Reproduce the entire listing word for word.
[START OF AVAILABLE RECORDS]
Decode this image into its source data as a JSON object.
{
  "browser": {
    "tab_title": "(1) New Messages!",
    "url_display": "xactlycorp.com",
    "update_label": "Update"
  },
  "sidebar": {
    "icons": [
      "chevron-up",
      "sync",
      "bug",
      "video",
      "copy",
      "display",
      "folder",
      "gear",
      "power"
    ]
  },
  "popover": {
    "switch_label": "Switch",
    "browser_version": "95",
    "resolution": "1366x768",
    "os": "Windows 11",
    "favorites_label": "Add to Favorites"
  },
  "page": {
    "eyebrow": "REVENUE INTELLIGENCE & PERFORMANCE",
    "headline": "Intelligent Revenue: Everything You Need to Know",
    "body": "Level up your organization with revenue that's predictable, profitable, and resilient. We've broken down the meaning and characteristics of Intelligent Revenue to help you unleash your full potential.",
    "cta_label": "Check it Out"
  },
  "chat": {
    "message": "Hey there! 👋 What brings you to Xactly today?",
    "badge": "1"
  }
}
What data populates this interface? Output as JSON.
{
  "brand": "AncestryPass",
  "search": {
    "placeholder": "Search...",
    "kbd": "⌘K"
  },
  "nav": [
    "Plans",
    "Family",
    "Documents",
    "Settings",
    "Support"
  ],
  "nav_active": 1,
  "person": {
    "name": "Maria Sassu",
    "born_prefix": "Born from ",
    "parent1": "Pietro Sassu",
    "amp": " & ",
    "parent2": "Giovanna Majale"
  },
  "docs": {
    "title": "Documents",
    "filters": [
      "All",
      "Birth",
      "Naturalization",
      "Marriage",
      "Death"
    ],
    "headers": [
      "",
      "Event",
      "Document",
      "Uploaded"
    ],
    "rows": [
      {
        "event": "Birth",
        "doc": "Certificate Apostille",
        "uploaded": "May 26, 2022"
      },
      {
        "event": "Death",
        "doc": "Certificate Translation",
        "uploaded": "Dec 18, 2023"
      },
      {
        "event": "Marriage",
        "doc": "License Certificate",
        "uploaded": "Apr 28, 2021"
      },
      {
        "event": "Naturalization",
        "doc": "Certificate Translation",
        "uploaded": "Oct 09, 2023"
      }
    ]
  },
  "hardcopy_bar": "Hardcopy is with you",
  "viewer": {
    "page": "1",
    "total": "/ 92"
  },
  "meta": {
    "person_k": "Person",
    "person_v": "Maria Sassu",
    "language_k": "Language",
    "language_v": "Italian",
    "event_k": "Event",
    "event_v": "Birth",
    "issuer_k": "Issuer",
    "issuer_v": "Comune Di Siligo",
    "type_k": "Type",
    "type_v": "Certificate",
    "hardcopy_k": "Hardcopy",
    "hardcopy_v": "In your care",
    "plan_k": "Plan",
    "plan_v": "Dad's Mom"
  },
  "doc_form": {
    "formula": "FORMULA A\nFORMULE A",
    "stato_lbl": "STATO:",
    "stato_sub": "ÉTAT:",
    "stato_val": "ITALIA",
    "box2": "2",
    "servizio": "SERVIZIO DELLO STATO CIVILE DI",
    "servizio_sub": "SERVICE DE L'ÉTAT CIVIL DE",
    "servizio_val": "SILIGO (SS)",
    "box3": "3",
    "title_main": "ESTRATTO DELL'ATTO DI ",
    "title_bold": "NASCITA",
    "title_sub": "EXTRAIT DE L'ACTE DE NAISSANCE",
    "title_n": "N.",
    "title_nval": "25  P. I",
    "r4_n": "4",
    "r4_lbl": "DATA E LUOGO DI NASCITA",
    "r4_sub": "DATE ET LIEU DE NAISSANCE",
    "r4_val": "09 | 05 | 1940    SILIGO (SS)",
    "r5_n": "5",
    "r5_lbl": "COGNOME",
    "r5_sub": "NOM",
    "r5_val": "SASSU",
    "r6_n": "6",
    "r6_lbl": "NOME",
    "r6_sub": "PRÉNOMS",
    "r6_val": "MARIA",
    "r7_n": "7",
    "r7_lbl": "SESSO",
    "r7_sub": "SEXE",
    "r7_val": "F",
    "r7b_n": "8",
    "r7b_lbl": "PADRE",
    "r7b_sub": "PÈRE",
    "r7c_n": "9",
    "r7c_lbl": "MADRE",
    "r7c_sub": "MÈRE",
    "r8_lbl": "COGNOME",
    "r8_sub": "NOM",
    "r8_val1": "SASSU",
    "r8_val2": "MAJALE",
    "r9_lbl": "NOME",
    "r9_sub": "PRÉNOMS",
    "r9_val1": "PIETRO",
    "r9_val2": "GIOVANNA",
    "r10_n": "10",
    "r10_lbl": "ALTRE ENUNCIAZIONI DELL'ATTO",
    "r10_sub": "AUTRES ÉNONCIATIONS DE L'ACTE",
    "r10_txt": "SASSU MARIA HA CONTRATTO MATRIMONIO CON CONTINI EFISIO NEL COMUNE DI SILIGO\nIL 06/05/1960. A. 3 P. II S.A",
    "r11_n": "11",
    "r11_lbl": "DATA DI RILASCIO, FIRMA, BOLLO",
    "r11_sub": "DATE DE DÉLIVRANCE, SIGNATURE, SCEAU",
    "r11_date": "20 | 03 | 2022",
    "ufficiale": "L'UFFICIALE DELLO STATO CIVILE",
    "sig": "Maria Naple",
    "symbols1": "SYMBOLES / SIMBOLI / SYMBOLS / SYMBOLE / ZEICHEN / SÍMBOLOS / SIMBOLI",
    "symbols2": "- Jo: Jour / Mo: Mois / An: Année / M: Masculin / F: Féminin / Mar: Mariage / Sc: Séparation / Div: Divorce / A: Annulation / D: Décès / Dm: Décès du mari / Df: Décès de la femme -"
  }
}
[END OF AVAILABLE RECORDS]
** IN RESPONSE **
Decode this image into its source data as a JSON object.
{
  "browser": {
    "tab_title": "(1) New Messages!",
    "url_display": "xactlycorp.com",
    "update_label": "Update"
  },
  "sidebar": {
    "icons": [
      "chevron-up",
      "sync",
      "bug",
      "video",
      "copy",
      "display",
      "folder",
      "gear",
      "power"
    ]
  },
  "popover": {
    "switch_label": "Switch",
    "browser_version": "95",
    "resolution": "1366x768",
    "os": "Windows 11",
    "favorites_label": "Add to Favorites"
  },
  "page": {
    "eyebrow": "REVENUE INTELLIGENCE & PERFORMANCE",
    "headline": "Intelligent Revenue: Everything You Need to Know",
    "body": "Level up your organization with revenue that's predictable, profitable, and resilient. We've broken down the meaning and characteristics of Intelligent Revenue to help you unleash your full potential.",
    "cta_label": "Check it Out"
  },
  "chat": {
    "message": "Hey there! 👋 What brings you to Xactly today?",
    "badge": "1"
  }
}
What data populates this interface? Output as JSON.
{
  "brand": "AncestryPass",
  "search": {
    "placeholder": "Search...",
    "kbd": "⌘K"
  },
  "nav": [
    "Plans",
    "Family",
    "Documents",
    "Settings",
    "Support"
  ],
  "nav_active": 1,
  "person": {
    "name": "Maria Sassu",
    "born_prefix": "Born from ",
    "parent1": "Pietro Sassu",
    "amp": " & ",
    "parent2": "Giovanna Majale"
  },
  "docs": {
    "title": "Documents",
    "filters": [
      "All",
      "Birth",
      "Naturalization",
      "Marriage",
      "Death"
    ],
    "headers": [
      "",
      "Event",
      "Document",
      "Uploaded"
    ],
    "rows": [
      {
        "event": "Birth",
        "doc": "Certificate Apostille",
        "uploaded": "May 26, 2022"
      },
      {
        "event": "Death",
        "doc": "Certificate Translation",
        "uploaded": "Dec 18, 2023"
      },
      {
        "event": "Marriage",
        "doc": "License Certificate",
        "uploaded": "Apr 28, 2021"
      },
      {
        "event": "Naturalization",
        "doc": "Certificate Translation",
        "uploaded": "Oct 09, 2023"
      }
    ]
  },
  "hardcopy_bar": "Hardcopy is with you",
  "viewer": {
    "page": "1",
    "total": "/ 92"
  },
  "meta": {
    "person_k": "Person",
    "person_v": "Maria Sassu",
    "language_k": "Language",
    "language_v": "Italian",
    "event_k": "Event",
    "event_v": "Birth",
    "issuer_k": "Issuer",
    "issuer_v": "Comune Di Siligo",
    "type_k": "Type",
    "type_v": "Certificate",
    "hardcopy_k": "Hardcopy",
    "hardcopy_v": "In your care",
    "plan_k": "Plan",
    "plan_v": "Dad's Mom"
  },
  "doc_form": {
    "formula": "FORMULA A\nFORMULE A",
    "stato_lbl": "STATO:",
    "stato_sub": "ÉTAT:",
    "stato_val": "ITALIA",
    "box2": "2",
    "servizio": "SERVIZIO DELLO STATO CIVILE DI",
    "servizio_sub": "SERVICE DE L'ÉTAT CIVIL DE",
    "servizio_val": "SILIGO (SS)",
    "box3": "3",
    "title_main": "ESTRATTO DELL'ATTO DI ",
    "title_bold": "NASCITA",
    "title_sub": "EXTRAIT DE L'ACTE DE NAISSANCE",
    "title_n": "N.",
    "title_nval": "25  P. I",
    "r4_n": "4",
    "r4_lbl": "DATA E LUOGO DI NASCITA",
    "r4_sub": "DATE ET LIEU DE NAISSANCE",
    "r4_val": "09 | 05 | 1940    SILIGO (SS)",
    "r5_n": "5",
    "r5_lbl": "COGNOME",
    "r5_sub": "NOM",
    "r5_val": "SASSU",
    "r6_n": "6",
    "r6_lbl": "NOME",
    "r6_sub": "PRÉNOMS",
    "r6_val": "MARIA",
    "r7_n": "7",
    "r7_lbl": "SESSO",
    "r7_sub": "SEXE",
    "r7_val": "F",
    "r7b_n": "8",
    "r7b_lbl": "PADRE",
    "r7b_sub": "PÈRE",
    "r7c_n": "9",
    "r7c_lbl": "MADRE",
    "r7c_sub": "MÈRE",
    "r8_lbl": "COGNOME",
    "r8_sub": "NOM",
    "r8_val1": "SASSU",
    "r8_val2": "MAJALE",
    "r9_lbl": "NOME",
    "r9_sub": "PRÉNOMS",
    "r9_val1": "PIETRO",
    "r9_val2": "GIOVANNA",
    "r10_n": "10",
    "r10_lbl": "ALTRE ENUNCIAZIONI DELL'ATTO",
    "r10_sub": "AUTRES ÉNONCIATIONS DE L'ACTE",
    "r10_txt": "SASSU MARIA HA CONTRATTO MATRIMONIO CON CONTINI EFISIO NEL COMUNE DI SILIGO\nIL 06/05/1960. A. 3 P. II S.A",
    "r11_n": "11",
    "r11_lbl": "DATA DI RILASCIO, FIRMA, BOLLO",
    "r11_sub": "DATE DE DÉLIVRANCE, SIGNATURE, SCEAU",
    "r11_date": "20 | 03 | 2022",
    "ufficiale": "L'UFFICIALE DELLO STATO CIVILE",
    "sig": "Maria Naple",
    "symbols1": "SYMBOLES / SIMBOLI / SYMBOLS / SYMBOLE / ZEICHEN / SÍMBOLOS / SIMBOLI",
    "symbols2": "- Jo: Jour / Mo: Mois / An: Année / M: Masculin / F: Féminin / Mar: Mariage / Sc: Séparation / Div: Divorce / A: Annulation / D: Décès / Dm: Décès du mari / Df: Décès de la femme -"
  }
}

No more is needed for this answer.